Provided data —
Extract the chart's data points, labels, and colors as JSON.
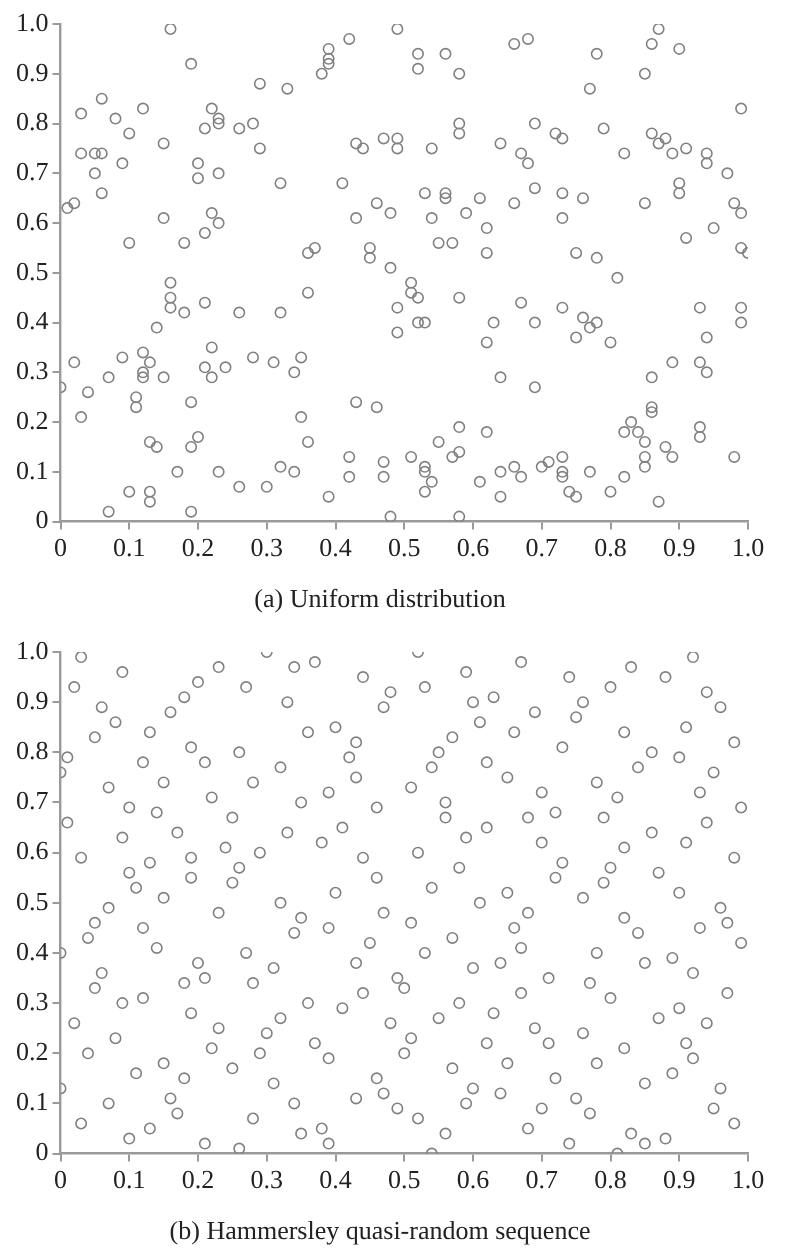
{
  "chart_data": [
    {
      "type": "scatter",
      "title": "(a) Uniform distribution",
      "color": "#808080",
      "marker": "circle",
      "grid": false,
      "legend": false,
      "xlim": [
        0,
        1
      ],
      "ylim": [
        0,
        1
      ],
      "xticks": [
        0,
        0.1,
        0.2,
        0.3,
        0.4,
        0.5,
        0.6,
        0.7,
        0.8,
        0.9,
        {
          "value": 1,
          "label": "1.0"
        }
      ],
      "yticks": [
        0,
        0.1,
        0.2,
        0.3,
        0.4,
        0.5,
        0.6,
        0.7,
        0.8,
        0.9,
        {
          "value": 1,
          "label": "1.0"
        }
      ],
      "x": [
        0,
        0.02,
        0.03,
        0.04,
        0.07,
        0.07,
        0.09,
        0.1,
        0.11,
        0.11,
        0.12,
        0.12,
        0.12,
        0.13,
        0.13,
        0.13,
        0.13,
        0.14,
        0.14,
        0.15,
        0.16,
        0.16,
        0.16,
        0.17,
        0.18,
        0.19,
        0.19,
        0.19,
        0.2,
        0.21,
        0.21,
        0.22,
        0.22,
        0.23,
        0.24,
        0.26,
        0.26,
        0.28,
        0.3,
        0.31,
        0.32,
        0.32,
        0.34,
        0.34,
        0.35,
        0.35,
        0.36,
        0.36,
        0.39,
        0.42,
        0.42,
        0.43,
        0.46,
        0.47,
        0.47,
        0.48,
        0.48,
        0.51,
        0.51,
        0.52,
        0.49,
        0.52,
        0.53,
        0.49,
        0.58,
        0.62,
        0.63,
        0.67,
        0.69,
        0.73,
        0.76,
        0.77,
        0.75,
        0.78,
        0.8,
        0.81,
        0.64,
        0.69,
        0.86,
        0.89,
        0.93,
        0.93,
        0.94,
        0.94,
        0.99,
        0.99,
        0.58,
        0.55,
        0.62,
        0.58,
        0.57,
        0.51,
        0.53,
        0.53,
        0.54,
        0.53,
        0.61,
        0.64,
        0.66,
        0.67,
        0.64,
        0.7,
        0.71,
        0.73,
        0.73,
        0.73,
        0.74,
        0.75,
        0.77,
        0.8,
        0.82,
        0.82,
        0.83,
        0.84,
        0.85,
        0.85,
        0.85,
        0.86,
        0.86,
        0.88,
        0.89,
        0.87,
        0.93,
        0.93,
        0.98,
        0.58,
        0.01,
        0.02,
        0.03,
        0.03,
        0.05,
        0.06,
        0.05,
        0.06,
        0.06,
        0.08,
        0.09,
        0.1,
        0.1,
        0.12,
        0.15,
        0.15,
        0.16,
        0.18,
        0.19,
        0.2,
        0.2,
        0.21,
        0.21,
        0.22,
        0.22,
        0.23,
        0.23,
        0.23,
        0.23,
        0.26,
        0.28,
        0.29,
        0.29,
        0.32,
        0.33,
        0.36,
        0.37,
        0.38,
        0.39,
        0.39,
        0.39,
        0.41,
        0.42,
        0.43,
        0.43,
        0.44,
        0.45,
        0.45,
        0.46,
        0.47,
        0.48,
        0.49,
        0.52,
        0.56,
        0.52,
        0.58,
        0.66,
        0.68,
        0.77,
        0.78,
        0.85,
        0.86,
        0.87,
        0.9,
        0.49,
        0.49,
        0.54,
        0.58,
        0.58,
        0.64,
        0.67,
        0.68,
        0.69,
        0.72,
        0.73,
        0.79,
        0.82,
        0.86,
        0.88,
        0.87,
        0.89,
        0.91,
        0.94,
        0.94,
        0.97,
        0.99,
        0.53,
        0.56,
        0.56,
        0.61,
        0.69,
        0.73,
        0.76,
        0.66,
        0.59,
        0.54,
        0.73,
        0.9,
        0.9,
        0.85,
        0.98,
        0.99,
        0.62,
        0.55,
        0.57,
        0.62,
        0.75,
        0.78,
        0.91,
        0.95,
        0.99,
        1.0
      ],
      "values": [
        0.27,
        0.32,
        0.21,
        0.26,
        0.02,
        0.29,
        0.33,
        0.06,
        0.25,
        0.23,
        0.3,
        0.34,
        0.29,
        0.04,
        0.06,
        0.32,
        0.16,
        0.15,
        0.39,
        0.29,
        0.45,
        0.43,
        0.48,
        0.1,
        0.42,
        0.15,
        0.02,
        0.24,
        0.17,
        0.31,
        0.44,
        0.29,
        0.35,
        0.1,
        0.31,
        0.07,
        0.42,
        0.33,
        0.07,
        0.32,
        0.42,
        0.11,
        0.3,
        0.1,
        0.21,
        0.33,
        0.46,
        0.16,
        0.05,
        0.13,
        0.09,
        0.24,
        0.23,
        0.12,
        0.09,
        0.01,
        0.51,
        0.48,
        0.46,
        0.45,
        0.43,
        0.4,
        0.4,
        0.38,
        0.45,
        0.36,
        0.4,
        0.44,
        0.4,
        0.43,
        0.41,
        0.39,
        0.37,
        0.4,
        0.36,
        0.49,
        0.29,
        0.27,
        0.29,
        0.32,
        0.43,
        0.32,
        0.3,
        0.37,
        0.43,
        0.4,
        0.19,
        0.16,
        0.18,
        0.14,
        0.13,
        0.13,
        0.11,
        0.1,
        0.08,
        0.06,
        0.08,
        0.1,
        0.11,
        0.09,
        0.05,
        0.11,
        0.12,
        0.13,
        0.1,
        0.09,
        0.06,
        0.05,
        0.1,
        0.06,
        0.09,
        0.18,
        0.2,
        0.18,
        0.16,
        0.13,
        0.11,
        0.23,
        0.22,
        0.15,
        0.13,
        0.04,
        0.19,
        0.17,
        0.13,
        0.01,
        0.63,
        0.64,
        0.82,
        0.74,
        0.74,
        0.85,
        0.7,
        0.74,
        0.66,
        0.81,
        0.72,
        0.78,
        0.56,
        0.83,
        0.76,
        0.61,
        0.99,
        0.56,
        0.92,
        0.72,
        0.69,
        0.79,
        0.58,
        0.62,
        0.83,
        0.81,
        0.8,
        0.7,
        0.6,
        0.79,
        0.8,
        0.75,
        0.88,
        0.68,
        0.87,
        0.54,
        0.55,
        0.9,
        0.95,
        0.93,
        0.92,
        0.68,
        0.97,
        0.61,
        0.76,
        0.75,
        0.55,
        0.53,
        0.64,
        0.77,
        0.62,
        0.99,
        0.94,
        0.94,
        0.91,
        0.9,
        0.96,
        0.97,
        0.87,
        0.94,
        0.9,
        0.96,
        0.99,
        0.95,
        0.77,
        0.75,
        0.75,
        0.8,
        0.78,
        0.76,
        0.74,
        0.72,
        0.8,
        0.78,
        0.77,
        0.79,
        0.74,
        0.78,
        0.77,
        0.76,
        0.74,
        0.75,
        0.72,
        0.74,
        0.7,
        0.83,
        0.66,
        0.66,
        0.65,
        0.65,
        0.67,
        0.66,
        0.65,
        0.64,
        0.62,
        0.61,
        0.61,
        0.68,
        0.66,
        0.64,
        0.64,
        0.62,
        0.59,
        0.56,
        0.56,
        0.54,
        0.54,
        0.53,
        0.57,
        0.59,
        0.55,
        0.54
      ]
    },
    {
      "type": "scatter",
      "title": "(b) Hammersley quasi-random sequence",
      "color": "#808080",
      "marker": "circle",
      "grid": false,
      "legend": false,
      "xlim": [
        0,
        1
      ],
      "ylim": [
        0,
        1
      ],
      "xticks": [
        0,
        0.1,
        0.2,
        0.3,
        0.4,
        0.5,
        0.6,
        0.7,
        0.8,
        0.9,
        {
          "value": 1,
          "label": "1.0"
        }
      ],
      "yticks": [
        0,
        0.1,
        0.2,
        0.3,
        0.4,
        0.5,
        0.6,
        0.7,
        0.8,
        0.9,
        {
          "value": 1,
          "label": "1.0"
        }
      ],
      "x": [
        0,
        0.01,
        0.03,
        0.02,
        0.09,
        0.06,
        0.08,
        0.05,
        0.01,
        0.07,
        0.03,
        0.09,
        0.1,
        0.12,
        0.13,
        0.16,
        0.18,
        0.2,
        0.23,
        0.3,
        0.27,
        0.33,
        0.34,
        0.37,
        0.26,
        0.21,
        0.19,
        0.15,
        0.14,
        0.17,
        0.22,
        0.25,
        0.28,
        0.32,
        0.36,
        0.4,
        0.43,
        0.44,
        0.47,
        0.48,
        0.52,
        0.53,
        0.35,
        0.33,
        0.29,
        0.24,
        0.19,
        0.13,
        0.1,
        0.11,
        0.07,
        0.05,
        0.04,
        0,
        0.06,
        0.05,
        0.09,
        0.02,
        0.04,
        0.08,
        0,
        0.03,
        0.07,
        0.1,
        0.13,
        0.11,
        0.15,
        0.16,
        0.17,
        0.18,
        0.12,
        0.14,
        0.12,
        0.15,
        0.19,
        0.23,
        0.2,
        0.21,
        0.18,
        0.19,
        0.22,
        0.23,
        0.21,
        0.26,
        0.28,
        0.25,
        0.29,
        0.3,
        0.28,
        0.27,
        0.26,
        0.25,
        0.32,
        0.31,
        0.32,
        0.31,
        0.34,
        0.35,
        0.38,
        0.39,
        0.37,
        0.39,
        0.36,
        0.34,
        0.35,
        0.38,
        0.39,
        0.39,
        0.41,
        0.4,
        0.41,
        0.42,
        0.43,
        0.43,
        0.43,
        0.44,
        0.44,
        0.46,
        0.46,
        0.45,
        0.47,
        0.46,
        0.48,
        0.47,
        0.49,
        0.49,
        0.5,
        0.5,
        0.51,
        0.51,
        0.51,
        0.52,
        0.52,
        0.53,
        0.54,
        0.54,
        0.55,
        0.54,
        0.55,
        0.56,
        0.56,
        0.57,
        0.57,
        0.57,
        0.56,
        0.58,
        0.58,
        0.59,
        0.59,
        0.59,
        0.6,
        0.6,
        0.6,
        0.61,
        0.61,
        0.62,
        0.62,
        0.62,
        0.63,
        0.63,
        0.64,
        0.64,
        0.65,
        0.65,
        0.65,
        0.66,
        0.66,
        0.67,
        0.67,
        0.67,
        0.68,
        0.68,
        0.68,
        0.69,
        0.69,
        0.7,
        0.7,
        0.7,
        0.71,
        0.71,
        0.72,
        0.72,
        0.72,
        0.73,
        0.73,
        0.74,
        0.74,
        0.75,
        0.75,
        0.76,
        0.76,
        0.76,
        0.77,
        0.77,
        0.78,
        0.78,
        0.78,
        0.79,
        0.79,
        0.8,
        0.8,
        0.8,
        0.81,
        0.81,
        0.82,
        0.82,
        0.82,
        0.82,
        0.83,
        0.83,
        0.84,
        0.84,
        0.85,
        0.85,
        0.85,
        0.86,
        0.86,
        0.87,
        0.87,
        0.88,
        0.88,
        0.89,
        0.89,
        0.9,
        0.9,
        0.9,
        0.91,
        0.91,
        0.91,
        0.92,
        0.92,
        0.92,
        0.93,
        0.93,
        0.94,
        0.94,
        0.94,
        0.95,
        0.95,
        0.96,
        0.96,
        0.96,
        0.97,
        0.97,
        0.98,
        0.98,
        0.98,
        0.99,
        0.99
      ],
      "values": [
        0.76,
        0.79,
        0.99,
        0.93,
        0.96,
        0.89,
        0.86,
        0.83,
        0.66,
        0.73,
        0.59,
        0.63,
        0.69,
        0.78,
        0.84,
        0.88,
        0.91,
        0.94,
        0.97,
        1.0,
        0.93,
        0.9,
        0.97,
        0.98,
        0.8,
        0.78,
        0.81,
        0.74,
        0.68,
        0.64,
        0.71,
        0.67,
        0.74,
        0.77,
        0.84,
        0.85,
        0.82,
        0.95,
        0.89,
        0.92,
        1.0,
        0.93,
        0.7,
        0.64,
        0.6,
        0.61,
        0.59,
        0.58,
        0.56,
        0.53,
        0.49,
        0.46,
        0.43,
        0.4,
        0.36,
        0.33,
        0.3,
        0.26,
        0.2,
        0.23,
        0.13,
        0.06,
        0.1,
        0.03,
        0.05,
        0.16,
        0.18,
        0.11,
        0.08,
        0.15,
        0.31,
        0.41,
        0.45,
        0.51,
        0.55,
        0.48,
        0.38,
        0.35,
        0.34,
        0.28,
        0.21,
        0.25,
        0.02,
        0.01,
        0.07,
        0.17,
        0.2,
        0.24,
        0.34,
        0.4,
        0.57,
        0.54,
        0.5,
        0.37,
        0.27,
        0.14,
        0.1,
        0.04,
        0.05,
        0.02,
        0.22,
        0.19,
        0.3,
        0.44,
        0.47,
        0.62,
        0.72,
        0.45,
        0.29,
        0.52,
        0.65,
        0.79,
        0.75,
        0.11,
        0.38,
        0.32,
        0.59,
        0.69,
        0.55,
        0.42,
        0.12,
        0.15,
        0.26,
        0.48,
        0.35,
        0.09,
        0.33,
        0.2,
        0.46,
        0.73,
        0.23,
        0.6,
        0.07,
        0.4,
        0.0,
        0.77,
        0.8,
        0.53,
        0.27,
        0.67,
        0.7,
        0.43,
        0.17,
        0.83,
        0.04,
        0.57,
        0.3,
        0.96,
        0.63,
        0.1,
        0.9,
        0.37,
        0.13,
        0.86,
        0.5,
        0.22,
        0.78,
        0.65,
        0.28,
        0.91,
        0.38,
        0.12,
        0.75,
        0.52,
        0.18,
        0.84,
        0.45,
        0.32,
        0.98,
        0.41,
        0.05,
        0.67,
        0.48,
        0.25,
        0.88,
        0.62,
        0.09,
        0.72,
        0.35,
        0.22,
        0.68,
        0.55,
        0.15,
        0.81,
        0.58,
        0.02,
        0.95,
        0.11,
        0.87,
        0.51,
        0.24,
        0.9,
        0.34,
        0.08,
        0.74,
        0.4,
        0.18,
        0.67,
        0.54,
        0.31,
        0.93,
        0.57,
        0.0,
        0.71,
        0.47,
        0.21,
        0.84,
        0.61,
        0.04,
        0.97,
        0.44,
        0.77,
        0.02,
        0.38,
        0.14,
        0.8,
        0.64,
        0.27,
        0.56,
        0.03,
        0.95,
        0.39,
        0.16,
        0.79,
        0.52,
        0.29,
        0.85,
        0.62,
        0.22,
        0.99,
        0.36,
        0.19,
        0.72,
        0.45,
        0.26,
        0.92,
        0.66,
        0.76,
        0.09,
        0.49,
        0.13,
        0.89,
        0.46,
        0.32,
        0.82,
        0.59,
        0.06,
        0.69,
        0.42
      ]
    }
  ]
}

The request —
Pick out all the lines with the word "title" in them and copy them.

Solved exercise —
      "title": "(a) Uniform distribution",
      "title": "(b) Hammersley quasi-random sequence",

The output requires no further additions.